> _Record set_
--------------------------------------------------
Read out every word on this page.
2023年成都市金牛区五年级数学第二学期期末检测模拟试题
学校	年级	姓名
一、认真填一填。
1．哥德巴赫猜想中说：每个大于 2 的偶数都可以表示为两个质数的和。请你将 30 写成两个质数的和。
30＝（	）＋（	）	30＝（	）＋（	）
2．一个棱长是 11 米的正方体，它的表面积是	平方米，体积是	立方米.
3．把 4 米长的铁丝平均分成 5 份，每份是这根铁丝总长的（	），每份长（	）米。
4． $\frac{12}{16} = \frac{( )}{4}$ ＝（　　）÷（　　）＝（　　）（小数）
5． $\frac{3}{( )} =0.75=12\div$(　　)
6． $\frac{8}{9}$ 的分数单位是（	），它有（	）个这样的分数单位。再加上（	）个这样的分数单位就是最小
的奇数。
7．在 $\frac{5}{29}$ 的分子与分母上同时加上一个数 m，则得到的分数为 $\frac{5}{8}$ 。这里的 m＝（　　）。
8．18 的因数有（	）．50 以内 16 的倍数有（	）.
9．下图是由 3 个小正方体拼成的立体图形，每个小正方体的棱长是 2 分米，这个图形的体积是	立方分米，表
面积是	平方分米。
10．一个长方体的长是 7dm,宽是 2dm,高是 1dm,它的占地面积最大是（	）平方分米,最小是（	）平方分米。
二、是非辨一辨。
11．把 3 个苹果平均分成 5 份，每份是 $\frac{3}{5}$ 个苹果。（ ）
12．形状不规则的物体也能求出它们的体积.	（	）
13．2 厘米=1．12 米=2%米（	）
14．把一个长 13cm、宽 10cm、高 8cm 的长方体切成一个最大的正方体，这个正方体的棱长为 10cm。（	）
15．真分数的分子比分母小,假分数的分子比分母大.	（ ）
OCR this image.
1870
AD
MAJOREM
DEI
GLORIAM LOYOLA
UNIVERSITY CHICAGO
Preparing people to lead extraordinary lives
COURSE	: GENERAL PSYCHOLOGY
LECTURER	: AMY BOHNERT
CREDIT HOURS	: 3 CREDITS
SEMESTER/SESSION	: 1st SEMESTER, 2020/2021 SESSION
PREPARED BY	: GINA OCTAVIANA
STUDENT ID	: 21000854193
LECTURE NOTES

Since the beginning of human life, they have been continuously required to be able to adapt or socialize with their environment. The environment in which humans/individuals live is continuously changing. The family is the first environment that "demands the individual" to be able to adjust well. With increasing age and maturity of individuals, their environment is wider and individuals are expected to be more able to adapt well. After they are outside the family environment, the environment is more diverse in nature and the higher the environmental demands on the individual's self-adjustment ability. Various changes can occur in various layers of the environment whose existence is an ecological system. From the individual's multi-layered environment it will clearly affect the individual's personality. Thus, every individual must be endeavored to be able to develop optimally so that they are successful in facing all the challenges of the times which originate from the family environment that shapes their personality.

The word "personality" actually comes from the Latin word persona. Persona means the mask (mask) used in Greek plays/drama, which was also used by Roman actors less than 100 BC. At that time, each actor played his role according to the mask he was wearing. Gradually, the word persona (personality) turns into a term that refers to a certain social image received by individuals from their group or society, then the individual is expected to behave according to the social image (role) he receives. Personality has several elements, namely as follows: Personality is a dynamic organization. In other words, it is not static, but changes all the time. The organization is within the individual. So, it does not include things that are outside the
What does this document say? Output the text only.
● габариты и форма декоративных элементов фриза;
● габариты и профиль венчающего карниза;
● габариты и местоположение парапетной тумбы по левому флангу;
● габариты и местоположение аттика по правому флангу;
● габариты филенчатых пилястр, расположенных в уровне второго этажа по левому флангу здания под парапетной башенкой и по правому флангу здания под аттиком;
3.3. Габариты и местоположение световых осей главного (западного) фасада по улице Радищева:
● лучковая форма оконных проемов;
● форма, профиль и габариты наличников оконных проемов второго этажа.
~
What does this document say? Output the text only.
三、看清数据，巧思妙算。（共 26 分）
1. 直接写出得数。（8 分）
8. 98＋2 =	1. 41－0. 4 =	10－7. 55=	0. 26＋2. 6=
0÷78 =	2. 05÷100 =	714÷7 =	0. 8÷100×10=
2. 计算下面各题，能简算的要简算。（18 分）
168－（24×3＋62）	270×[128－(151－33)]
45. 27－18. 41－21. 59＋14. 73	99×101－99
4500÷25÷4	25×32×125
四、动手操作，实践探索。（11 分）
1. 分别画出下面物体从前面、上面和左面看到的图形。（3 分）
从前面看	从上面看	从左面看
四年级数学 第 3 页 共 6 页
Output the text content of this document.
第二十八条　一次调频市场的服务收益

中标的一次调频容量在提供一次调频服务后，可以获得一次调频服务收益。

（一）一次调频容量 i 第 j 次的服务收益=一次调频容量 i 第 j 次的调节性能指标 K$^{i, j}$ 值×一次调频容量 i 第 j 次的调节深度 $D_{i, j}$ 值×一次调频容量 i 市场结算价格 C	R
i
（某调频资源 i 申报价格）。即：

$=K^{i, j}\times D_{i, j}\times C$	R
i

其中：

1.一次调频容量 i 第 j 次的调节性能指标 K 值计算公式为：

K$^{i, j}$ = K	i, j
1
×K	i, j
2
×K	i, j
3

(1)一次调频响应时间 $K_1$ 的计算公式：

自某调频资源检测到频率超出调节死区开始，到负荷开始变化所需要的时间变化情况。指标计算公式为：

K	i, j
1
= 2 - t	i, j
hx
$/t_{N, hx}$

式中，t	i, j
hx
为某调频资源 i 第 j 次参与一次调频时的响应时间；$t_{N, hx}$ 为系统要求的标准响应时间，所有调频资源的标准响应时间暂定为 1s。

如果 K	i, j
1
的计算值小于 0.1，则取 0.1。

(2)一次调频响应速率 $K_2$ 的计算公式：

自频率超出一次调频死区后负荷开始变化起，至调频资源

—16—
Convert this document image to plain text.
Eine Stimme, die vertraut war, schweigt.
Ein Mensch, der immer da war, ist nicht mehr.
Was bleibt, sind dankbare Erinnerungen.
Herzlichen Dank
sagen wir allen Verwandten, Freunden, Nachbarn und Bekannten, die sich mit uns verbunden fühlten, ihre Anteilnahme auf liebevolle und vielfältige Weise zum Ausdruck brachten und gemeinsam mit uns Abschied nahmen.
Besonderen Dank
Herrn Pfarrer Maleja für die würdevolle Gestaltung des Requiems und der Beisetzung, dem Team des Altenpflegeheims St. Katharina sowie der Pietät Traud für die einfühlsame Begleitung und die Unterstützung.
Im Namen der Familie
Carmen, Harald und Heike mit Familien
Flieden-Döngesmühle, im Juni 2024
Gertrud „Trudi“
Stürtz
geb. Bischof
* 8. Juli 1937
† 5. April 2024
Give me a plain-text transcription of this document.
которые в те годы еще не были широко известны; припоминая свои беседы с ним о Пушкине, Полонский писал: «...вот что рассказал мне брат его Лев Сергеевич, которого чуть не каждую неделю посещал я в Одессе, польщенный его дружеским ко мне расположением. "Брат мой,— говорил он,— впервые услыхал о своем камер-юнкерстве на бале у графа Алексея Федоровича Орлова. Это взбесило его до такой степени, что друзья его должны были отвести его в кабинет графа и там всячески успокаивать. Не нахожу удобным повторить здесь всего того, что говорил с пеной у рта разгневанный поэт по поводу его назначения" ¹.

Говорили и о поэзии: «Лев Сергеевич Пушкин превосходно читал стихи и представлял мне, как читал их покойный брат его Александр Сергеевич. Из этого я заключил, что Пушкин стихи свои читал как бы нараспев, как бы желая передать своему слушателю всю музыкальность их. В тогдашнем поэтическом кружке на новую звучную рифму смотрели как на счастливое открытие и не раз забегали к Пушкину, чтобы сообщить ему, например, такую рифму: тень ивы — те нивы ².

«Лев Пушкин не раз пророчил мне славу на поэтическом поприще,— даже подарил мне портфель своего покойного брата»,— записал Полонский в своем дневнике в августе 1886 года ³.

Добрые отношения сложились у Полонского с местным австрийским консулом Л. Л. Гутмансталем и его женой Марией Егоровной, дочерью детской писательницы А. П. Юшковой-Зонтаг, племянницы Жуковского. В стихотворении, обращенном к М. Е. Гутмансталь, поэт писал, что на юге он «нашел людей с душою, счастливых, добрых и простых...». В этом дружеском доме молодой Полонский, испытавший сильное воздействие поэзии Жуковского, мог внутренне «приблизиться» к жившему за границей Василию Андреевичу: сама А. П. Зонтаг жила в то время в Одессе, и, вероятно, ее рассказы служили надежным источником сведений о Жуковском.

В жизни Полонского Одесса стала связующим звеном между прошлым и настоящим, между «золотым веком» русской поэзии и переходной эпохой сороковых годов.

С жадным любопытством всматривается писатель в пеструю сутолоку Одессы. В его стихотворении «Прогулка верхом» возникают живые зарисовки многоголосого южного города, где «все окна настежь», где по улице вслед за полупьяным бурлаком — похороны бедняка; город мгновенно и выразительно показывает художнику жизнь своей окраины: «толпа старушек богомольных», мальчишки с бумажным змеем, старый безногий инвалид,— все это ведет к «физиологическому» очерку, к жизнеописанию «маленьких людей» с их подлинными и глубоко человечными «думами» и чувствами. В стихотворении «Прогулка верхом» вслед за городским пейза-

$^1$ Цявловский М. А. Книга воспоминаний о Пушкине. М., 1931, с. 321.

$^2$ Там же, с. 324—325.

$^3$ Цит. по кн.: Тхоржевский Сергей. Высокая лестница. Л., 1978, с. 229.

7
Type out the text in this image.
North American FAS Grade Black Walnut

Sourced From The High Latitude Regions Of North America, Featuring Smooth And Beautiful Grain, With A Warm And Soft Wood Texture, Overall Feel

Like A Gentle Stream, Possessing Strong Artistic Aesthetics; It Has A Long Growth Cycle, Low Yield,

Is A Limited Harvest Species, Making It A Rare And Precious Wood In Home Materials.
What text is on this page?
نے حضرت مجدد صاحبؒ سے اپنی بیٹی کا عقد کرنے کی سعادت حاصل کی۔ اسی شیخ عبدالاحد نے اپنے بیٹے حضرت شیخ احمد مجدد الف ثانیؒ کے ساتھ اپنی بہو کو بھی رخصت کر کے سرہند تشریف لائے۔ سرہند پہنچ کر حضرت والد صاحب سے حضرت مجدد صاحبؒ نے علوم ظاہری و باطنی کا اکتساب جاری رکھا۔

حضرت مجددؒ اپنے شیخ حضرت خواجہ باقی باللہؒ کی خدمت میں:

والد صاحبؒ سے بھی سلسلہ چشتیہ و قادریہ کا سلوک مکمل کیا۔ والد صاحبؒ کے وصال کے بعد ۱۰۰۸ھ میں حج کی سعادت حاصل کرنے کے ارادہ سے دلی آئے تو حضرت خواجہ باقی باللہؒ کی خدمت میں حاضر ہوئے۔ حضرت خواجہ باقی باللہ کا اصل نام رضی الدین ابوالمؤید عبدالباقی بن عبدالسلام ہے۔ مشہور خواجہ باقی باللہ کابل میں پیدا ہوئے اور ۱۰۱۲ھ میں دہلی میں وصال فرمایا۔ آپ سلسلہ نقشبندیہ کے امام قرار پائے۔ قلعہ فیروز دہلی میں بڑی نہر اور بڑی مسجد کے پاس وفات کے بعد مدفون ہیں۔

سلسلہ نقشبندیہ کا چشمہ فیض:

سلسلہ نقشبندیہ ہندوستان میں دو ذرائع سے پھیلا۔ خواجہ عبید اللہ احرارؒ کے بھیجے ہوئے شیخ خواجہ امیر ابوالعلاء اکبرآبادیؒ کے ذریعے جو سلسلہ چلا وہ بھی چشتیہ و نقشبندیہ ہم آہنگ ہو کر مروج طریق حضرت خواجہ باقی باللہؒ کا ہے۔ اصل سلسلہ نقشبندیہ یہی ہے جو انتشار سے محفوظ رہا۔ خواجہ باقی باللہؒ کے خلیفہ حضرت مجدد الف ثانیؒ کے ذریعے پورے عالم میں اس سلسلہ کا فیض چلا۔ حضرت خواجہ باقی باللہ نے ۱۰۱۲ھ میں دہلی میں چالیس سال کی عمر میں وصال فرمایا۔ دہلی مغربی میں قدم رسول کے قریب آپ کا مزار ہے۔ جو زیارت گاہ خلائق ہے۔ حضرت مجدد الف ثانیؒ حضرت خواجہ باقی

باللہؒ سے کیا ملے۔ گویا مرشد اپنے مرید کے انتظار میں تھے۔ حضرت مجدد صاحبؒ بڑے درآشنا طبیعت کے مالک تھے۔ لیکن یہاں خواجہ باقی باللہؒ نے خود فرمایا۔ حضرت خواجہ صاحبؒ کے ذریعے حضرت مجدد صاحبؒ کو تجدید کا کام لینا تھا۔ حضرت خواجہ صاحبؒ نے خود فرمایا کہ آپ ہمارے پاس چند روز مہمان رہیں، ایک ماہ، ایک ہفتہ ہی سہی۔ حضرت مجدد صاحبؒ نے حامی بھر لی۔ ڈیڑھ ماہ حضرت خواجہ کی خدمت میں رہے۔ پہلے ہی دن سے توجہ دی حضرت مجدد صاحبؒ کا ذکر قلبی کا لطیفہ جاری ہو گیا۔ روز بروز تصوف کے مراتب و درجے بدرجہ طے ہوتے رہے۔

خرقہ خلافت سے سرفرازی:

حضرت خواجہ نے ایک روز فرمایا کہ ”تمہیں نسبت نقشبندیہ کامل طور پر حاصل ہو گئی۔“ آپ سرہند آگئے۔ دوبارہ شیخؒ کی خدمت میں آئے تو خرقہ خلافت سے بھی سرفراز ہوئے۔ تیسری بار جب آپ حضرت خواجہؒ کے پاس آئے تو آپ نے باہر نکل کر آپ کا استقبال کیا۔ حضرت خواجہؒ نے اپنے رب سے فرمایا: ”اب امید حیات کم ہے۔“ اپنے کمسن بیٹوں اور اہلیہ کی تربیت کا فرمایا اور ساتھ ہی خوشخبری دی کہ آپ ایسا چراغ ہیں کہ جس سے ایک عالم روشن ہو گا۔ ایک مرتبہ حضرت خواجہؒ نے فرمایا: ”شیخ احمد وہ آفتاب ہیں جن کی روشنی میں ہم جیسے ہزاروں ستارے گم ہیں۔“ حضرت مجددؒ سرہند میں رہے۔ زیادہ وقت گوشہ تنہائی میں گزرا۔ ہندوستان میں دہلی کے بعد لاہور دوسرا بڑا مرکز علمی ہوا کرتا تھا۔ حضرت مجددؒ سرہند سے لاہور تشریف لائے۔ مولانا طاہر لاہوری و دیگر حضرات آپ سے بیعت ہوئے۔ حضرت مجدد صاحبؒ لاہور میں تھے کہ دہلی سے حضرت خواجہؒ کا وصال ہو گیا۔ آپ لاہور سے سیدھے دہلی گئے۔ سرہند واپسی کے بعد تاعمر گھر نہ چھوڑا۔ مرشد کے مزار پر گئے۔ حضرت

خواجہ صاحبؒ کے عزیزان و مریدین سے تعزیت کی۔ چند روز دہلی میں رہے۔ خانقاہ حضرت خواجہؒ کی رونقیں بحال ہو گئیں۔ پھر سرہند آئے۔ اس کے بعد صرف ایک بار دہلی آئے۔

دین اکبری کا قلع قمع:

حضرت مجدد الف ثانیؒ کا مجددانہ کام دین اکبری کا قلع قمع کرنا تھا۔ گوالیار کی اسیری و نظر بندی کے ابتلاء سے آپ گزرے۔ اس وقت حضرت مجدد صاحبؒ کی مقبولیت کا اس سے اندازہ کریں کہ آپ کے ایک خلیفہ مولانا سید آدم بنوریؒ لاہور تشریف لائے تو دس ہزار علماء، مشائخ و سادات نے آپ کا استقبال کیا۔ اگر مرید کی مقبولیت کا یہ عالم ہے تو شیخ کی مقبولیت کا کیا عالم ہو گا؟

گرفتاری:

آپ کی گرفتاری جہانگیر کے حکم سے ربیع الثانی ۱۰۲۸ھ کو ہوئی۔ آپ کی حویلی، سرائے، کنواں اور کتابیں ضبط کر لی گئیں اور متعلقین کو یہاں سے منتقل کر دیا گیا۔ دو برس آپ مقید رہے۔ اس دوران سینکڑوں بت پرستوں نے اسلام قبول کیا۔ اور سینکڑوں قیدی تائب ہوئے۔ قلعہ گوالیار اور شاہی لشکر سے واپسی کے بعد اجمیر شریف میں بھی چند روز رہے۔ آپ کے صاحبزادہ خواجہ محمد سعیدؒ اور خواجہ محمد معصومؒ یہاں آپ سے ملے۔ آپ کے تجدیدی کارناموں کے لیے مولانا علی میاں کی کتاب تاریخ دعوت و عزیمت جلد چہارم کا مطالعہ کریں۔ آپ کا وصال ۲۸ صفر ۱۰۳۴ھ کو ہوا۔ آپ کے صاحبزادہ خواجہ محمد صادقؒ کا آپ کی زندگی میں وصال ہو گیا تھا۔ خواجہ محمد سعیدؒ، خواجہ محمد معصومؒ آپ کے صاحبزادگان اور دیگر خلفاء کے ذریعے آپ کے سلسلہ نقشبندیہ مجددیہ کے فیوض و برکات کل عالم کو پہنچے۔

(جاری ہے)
--------------------------------------------------
> _The exercise_
Answer with one number only: how many lines above contain the word "document".

> _In response_
5